**DATA IN THIS EXERCISE:**
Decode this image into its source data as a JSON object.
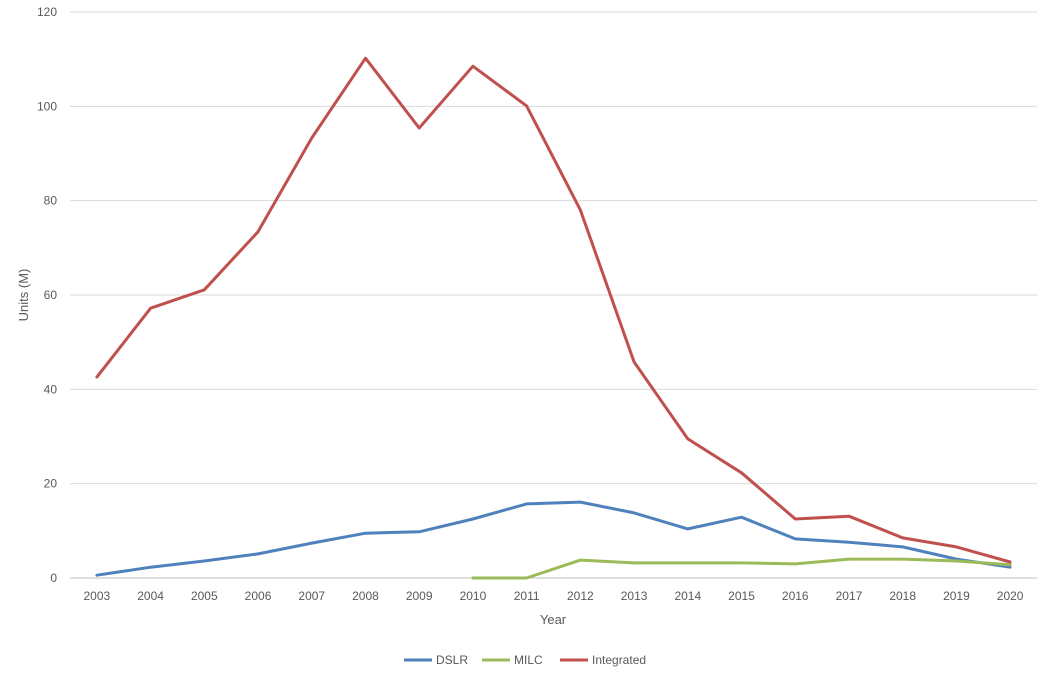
{
  "chart_data": {
    "type": "line",
    "title": "",
    "xlabel": "Year",
    "ylabel": "Units (M)",
    "ylim": [
      0,
      120
    ],
    "yticks": [
      0,
      20,
      40,
      60,
      80,
      100,
      120
    ],
    "grid": true,
    "legend_position": "bottom",
    "categories": [
      "2003",
      "2004",
      "2005",
      "2006",
      "2007",
      "2008",
      "2009",
      "2010",
      "2011",
      "2012",
      "2013",
      "2014",
      "2015",
      "2016",
      "2017",
      "2018",
      "2019",
      "2020"
    ],
    "series": [
      {
        "name": "DSLR",
        "color": "#4f81bd",
        "values": [
          0.6,
          2.3,
          3.6,
          5.1,
          7.4,
          9.5,
          9.8,
          12.5,
          15.7,
          16.1,
          13.8,
          10.4,
          12.9,
          8.3,
          7.6,
          6.6,
          4.0,
          2.3
        ]
      },
      {
        "name": "MILC",
        "color": "#9bbb59",
        "values": [
          null,
          null,
          null,
          null,
          null,
          null,
          null,
          0,
          0,
          3.8,
          3.2,
          3.2,
          3.2,
          3.0,
          4.0,
          4.0,
          3.6,
          2.8
        ]
      },
      {
        "name": "Integrated",
        "color": "#c0504d",
        "values": [
          42.6,
          57.2,
          61.1,
          73.4,
          93.3,
          110.2,
          95.4,
          108.5,
          100.1,
          78.0,
          45.8,
          29.5,
          22.3,
          12.5,
          13.1,
          8.5,
          6.6,
          3.4
        ]
      }
    ]
  }
}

**EXERCISE DIRECTIONS:** Copy all lines from the material that contain "color".

**FULL OUTPUT:**
        "color": "#4f81bd",
        "color": "#9bbb59",
        "color": "#c0504d",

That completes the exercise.